Records from a collection:
------------------------------------------------

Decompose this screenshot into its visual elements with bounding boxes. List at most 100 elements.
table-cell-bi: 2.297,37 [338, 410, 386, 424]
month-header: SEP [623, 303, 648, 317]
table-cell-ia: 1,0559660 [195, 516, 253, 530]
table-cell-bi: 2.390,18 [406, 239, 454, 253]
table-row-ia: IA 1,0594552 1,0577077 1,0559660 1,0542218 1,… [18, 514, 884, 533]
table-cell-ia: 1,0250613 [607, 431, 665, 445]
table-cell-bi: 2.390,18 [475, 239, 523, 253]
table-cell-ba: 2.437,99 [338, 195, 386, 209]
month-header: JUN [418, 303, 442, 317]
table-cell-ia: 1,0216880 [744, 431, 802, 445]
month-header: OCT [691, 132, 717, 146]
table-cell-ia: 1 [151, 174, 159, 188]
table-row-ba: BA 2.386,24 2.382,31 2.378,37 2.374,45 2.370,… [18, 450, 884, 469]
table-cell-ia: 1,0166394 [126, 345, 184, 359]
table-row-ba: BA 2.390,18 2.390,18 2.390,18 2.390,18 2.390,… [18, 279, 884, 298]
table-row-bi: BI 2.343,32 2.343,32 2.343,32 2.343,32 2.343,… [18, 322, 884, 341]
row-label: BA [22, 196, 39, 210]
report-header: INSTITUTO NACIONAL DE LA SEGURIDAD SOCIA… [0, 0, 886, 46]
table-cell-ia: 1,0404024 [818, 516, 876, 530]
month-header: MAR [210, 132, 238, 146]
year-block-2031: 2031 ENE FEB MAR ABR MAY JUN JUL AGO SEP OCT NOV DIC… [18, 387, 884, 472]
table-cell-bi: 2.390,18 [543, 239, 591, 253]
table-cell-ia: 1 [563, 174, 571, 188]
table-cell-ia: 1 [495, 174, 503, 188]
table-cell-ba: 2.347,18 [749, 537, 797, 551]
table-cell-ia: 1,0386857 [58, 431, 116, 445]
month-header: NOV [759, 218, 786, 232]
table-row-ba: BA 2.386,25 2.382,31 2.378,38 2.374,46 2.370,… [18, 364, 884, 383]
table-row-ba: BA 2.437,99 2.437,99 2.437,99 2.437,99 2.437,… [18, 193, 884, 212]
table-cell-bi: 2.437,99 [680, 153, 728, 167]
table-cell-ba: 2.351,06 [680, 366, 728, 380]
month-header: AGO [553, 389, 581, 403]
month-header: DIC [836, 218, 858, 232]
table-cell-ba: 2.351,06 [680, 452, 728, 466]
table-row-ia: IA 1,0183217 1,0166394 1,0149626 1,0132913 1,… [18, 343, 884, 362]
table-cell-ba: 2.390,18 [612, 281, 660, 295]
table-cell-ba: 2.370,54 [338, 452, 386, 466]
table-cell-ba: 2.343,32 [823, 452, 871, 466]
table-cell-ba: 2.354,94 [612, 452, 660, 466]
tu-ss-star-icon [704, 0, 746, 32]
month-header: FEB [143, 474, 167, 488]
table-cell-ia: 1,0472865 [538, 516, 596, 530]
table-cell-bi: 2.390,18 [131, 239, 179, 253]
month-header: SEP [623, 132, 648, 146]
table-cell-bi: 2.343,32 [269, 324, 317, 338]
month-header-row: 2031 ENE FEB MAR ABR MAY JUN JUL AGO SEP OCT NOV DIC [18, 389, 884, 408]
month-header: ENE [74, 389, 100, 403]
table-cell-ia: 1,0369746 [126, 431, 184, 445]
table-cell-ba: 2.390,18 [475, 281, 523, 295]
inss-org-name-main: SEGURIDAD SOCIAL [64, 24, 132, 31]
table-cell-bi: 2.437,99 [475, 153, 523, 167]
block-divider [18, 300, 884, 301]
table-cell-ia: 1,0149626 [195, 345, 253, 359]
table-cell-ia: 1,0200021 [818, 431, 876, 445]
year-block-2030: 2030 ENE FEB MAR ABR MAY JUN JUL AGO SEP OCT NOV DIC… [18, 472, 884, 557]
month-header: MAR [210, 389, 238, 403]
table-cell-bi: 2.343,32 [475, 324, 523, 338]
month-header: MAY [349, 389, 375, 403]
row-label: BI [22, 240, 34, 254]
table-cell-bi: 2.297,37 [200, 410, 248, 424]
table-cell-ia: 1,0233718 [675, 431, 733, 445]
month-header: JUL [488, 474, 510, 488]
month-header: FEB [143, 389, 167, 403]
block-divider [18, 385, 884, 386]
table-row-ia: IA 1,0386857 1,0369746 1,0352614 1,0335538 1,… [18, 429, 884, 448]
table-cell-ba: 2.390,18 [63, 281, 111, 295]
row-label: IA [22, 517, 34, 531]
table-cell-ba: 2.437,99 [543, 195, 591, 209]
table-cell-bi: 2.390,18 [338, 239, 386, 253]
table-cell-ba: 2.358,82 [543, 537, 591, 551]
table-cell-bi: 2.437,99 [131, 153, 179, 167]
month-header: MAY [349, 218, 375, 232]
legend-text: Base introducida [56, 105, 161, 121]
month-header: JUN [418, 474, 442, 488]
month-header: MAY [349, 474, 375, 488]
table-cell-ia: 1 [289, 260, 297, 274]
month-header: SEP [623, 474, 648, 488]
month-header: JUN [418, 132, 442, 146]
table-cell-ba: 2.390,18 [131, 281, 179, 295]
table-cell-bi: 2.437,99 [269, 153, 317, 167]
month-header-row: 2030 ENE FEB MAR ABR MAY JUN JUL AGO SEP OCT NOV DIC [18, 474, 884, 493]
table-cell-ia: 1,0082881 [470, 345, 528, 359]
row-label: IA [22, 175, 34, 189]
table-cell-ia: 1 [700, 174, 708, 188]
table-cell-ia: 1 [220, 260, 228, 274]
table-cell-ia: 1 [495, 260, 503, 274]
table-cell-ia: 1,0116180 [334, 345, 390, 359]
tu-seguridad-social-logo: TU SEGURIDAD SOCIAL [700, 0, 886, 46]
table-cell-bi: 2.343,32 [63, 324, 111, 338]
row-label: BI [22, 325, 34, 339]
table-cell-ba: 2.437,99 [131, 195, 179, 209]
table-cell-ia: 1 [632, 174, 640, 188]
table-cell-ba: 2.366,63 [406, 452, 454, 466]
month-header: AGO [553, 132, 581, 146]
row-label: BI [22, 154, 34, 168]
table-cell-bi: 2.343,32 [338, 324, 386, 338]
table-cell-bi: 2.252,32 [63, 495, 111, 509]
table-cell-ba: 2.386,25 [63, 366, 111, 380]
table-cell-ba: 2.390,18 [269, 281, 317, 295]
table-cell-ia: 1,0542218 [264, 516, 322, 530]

------------------------------------------------

Problem to solve:
Please copy the entries above word for word, keeping every line as it is.

Result for this task:
Decompose this screenshot into its visual elements with bounding boxes. List at most 100 elements.
table-cell-bi: 2.297,37 [338, 410, 386, 424]
month-header: SEP [623, 303, 648, 317]
table-cell-ia: 1,0559660 [195, 516, 253, 530]
table-cell-bi: 2.390,18 [406, 239, 454, 253]
table-row-ia: IA 1,0594552 1,0577077 1,0559660 1,0542218 1,… [18, 514, 884, 533]
table-cell-ia: 1,0250613 [607, 431, 665, 445]
table-cell-bi: 2.390,18 [475, 239, 523, 253]
table-cell-ba: 2.437,99 [338, 195, 386, 209]
month-header: JUN [418, 303, 442, 317]
table-cell-ia: 1,0216880 [744, 431, 802, 445]
month-header: OCT [691, 132, 717, 146]
table-cell-ia: 1 [151, 174, 159, 188]
table-row-ba: BA 2.386,24 2.382,31 2.378,37 2.374,45 2.370,… [18, 450, 884, 469]
table-cell-ia: 1,0166394 [126, 345, 184, 359]
table-row-ba: BA 2.390,18 2.390,18 2.390,18 2.390,18 2.390,… [18, 279, 884, 298]
table-row-bi: BI 2.343,32 2.343,32 2.343,32 2.343,32 2.343,… [18, 322, 884, 341]
row-label: BA [22, 196, 39, 210]
report-header: INSTITUTO NACIONAL DE LA SEGURIDAD SOCIA… [0, 0, 886, 46]
table-cell-ia: 1,0404024 [818, 516, 876, 530]
month-header: MAR [210, 132, 238, 146]
year-block-2031: 2031 ENE FEB MAR ABR MAY JUN JUL AGO SEP OCT NOV DIC… [18, 387, 884, 472]
table-cell-bi: 2.390,18 [543, 239, 591, 253]
table-cell-ia: 1 [563, 174, 571, 188]
table-cell-ia: 1 [495, 174, 503, 188]
table-cell-ba: 2.347,18 [749, 537, 797, 551]
table-cell-ia: 1,0386857 [58, 431, 116, 445]
month-header: NOV [759, 218, 786, 232]
table-row-ba: BA 2.386,25 2.382,31 2.378,38 2.374,46 2.370,… [18, 364, 884, 383]
table-row-ba: BA 2.437,99 2.437,99 2.437,99 2.437,99 2.437,… [18, 193, 884, 212]
table-cell-bi: 2.437,99 [680, 153, 728, 167]
table-cell-ba: 2.351,06 [680, 366, 728, 380]
month-header: AGO [553, 389, 581, 403]
month-header: DIC [836, 218, 858, 232]
table-cell-ba: 2.351,06 [680, 452, 728, 466]
table-row-ia: IA 1,0183217 1,0166394 1,0149626 1,0132913 1,… [18, 343, 884, 362]
table-cell-ba: 2.390,18 [612, 281, 660, 295]
table-cell-ba: 2.370,54 [338, 452, 386, 466]
table-cell-ba: 2.343,32 [823, 452, 871, 466]
table-cell-ba: 2.354,94 [612, 452, 660, 466]
tu-ss-star-icon [704, 0, 746, 32]
month-header: FEB [143, 474, 167, 488]
table-cell-ia: 1,0472865 [538, 516, 596, 530]
table-cell-bi: 2.390,18 [131, 239, 179, 253]
month-header: SEP [623, 132, 648, 146]
table-cell-bi: 2.343,32 [269, 324, 317, 338]
month-header-row: 2031 ENE FEB MAR ABR MAY JUN JUL AGO SEP OCT NOV DIC [18, 389, 884, 408]
month-header: ENE [74, 389, 100, 403]
table-cell-ia: 1,0369746 [126, 431, 184, 445]
table-cell-ba: 2.390,18 [475, 281, 523, 295]
inss-org-name-main: SEGURIDAD SOCIAL [64, 24, 132, 31]
table-cell-bi: 2.437,99 [475, 153, 523, 167]
block-divider [18, 300, 884, 301]
table-cell-ia: 1,0149626 [195, 345, 253, 359]
table-cell-ia: 1,0200021 [818, 431, 876, 445]
year-block-2030: 2030 ENE FEB MAR ABR MAY JUN JUL AGO SEP OCT NOV DIC… [18, 472, 884, 557]
month-header: MAR [210, 389, 238, 403]
table-cell-bi: 2.343,32 [475, 324, 523, 338]
month-header: MAY [349, 389, 375, 403]
row-label: BI [22, 240, 34, 254]
table-cell-bi: 2.297,37 [200, 410, 248, 424]
table-cell-ia: 1,0233718 [675, 431, 733, 445]
month-header: JUL [488, 474, 510, 488]
month-header: FEB [143, 389, 167, 403]
block-divider [18, 385, 884, 386]
table-row-ia: IA 1,0386857 1,0369746 1,0352614 1,0335538 1,… [18, 429, 884, 448]
table-cell-ba: 2.390,18 [63, 281, 111, 295]
row-label: IA [22, 517, 34, 531]
table-cell-ba: 2.437,99 [543, 195, 591, 209]
table-cell-bi: 2.390,18 [338, 239, 386, 253]
table-cell-ba: 2.358,82 [543, 537, 591, 551]
table-cell-bi: 2.437,99 [131, 153, 179, 167]
month-header: MAY [349, 218, 375, 232]
legend-text: Base introducida [56, 105, 161, 121]
month-header: JUN [418, 474, 442, 488]
month-header: MAY [349, 474, 375, 488]
table-cell-ia: 1 [289, 260, 297, 274]
month-header: SEP [623, 474, 648, 488]
month-header: JUN [418, 132, 442, 146]
table-cell-ba: 2.390,18 [131, 281, 179, 295]
table-cell-bi: 2.437,99 [269, 153, 317, 167]
month-header-row: 2030 ENE FEB MAR ABR MAY JUN JUL AGO SEP OCT NOV DIC [18, 474, 884, 493]
table-cell-ia: 1,0082881 [470, 345, 528, 359]
row-label: IA [22, 175, 34, 189]
table-cell-ia: 1 [700, 174, 708, 188]
table-cell-ia: 1 [220, 260, 228, 274]
table-cell-ia: 1 [495, 260, 503, 274]
table-cell-ia: 1,0116180 [334, 345, 390, 359]
tu-seguridad-social-logo: TU SEGURIDAD SOCIAL [700, 0, 886, 46]
table-cell-bi: 2.343,32 [63, 324, 111, 338]
row-label: BI [22, 325, 34, 339]
table-cell-ba: 2.437,99 [131, 195, 179, 209]
table-cell-ia: 1 [632, 174, 640, 188]
table-cell-ba: 2.366,63 [406, 452, 454, 466]
month-header: AGO [553, 132, 581, 146]
row-label: BI [22, 154, 34, 168]
table-cell-bi: 2.343,32 [338, 324, 386, 338]
table-cell-bi: 2.252,32 [63, 495, 111, 509]
table-cell-ba: 2.386,25 [63, 366, 111, 380]
table-cell-ba: 2.390,18 [269, 281, 317, 295]
table-cell-ia: 1,0542218 [264, 516, 322, 530]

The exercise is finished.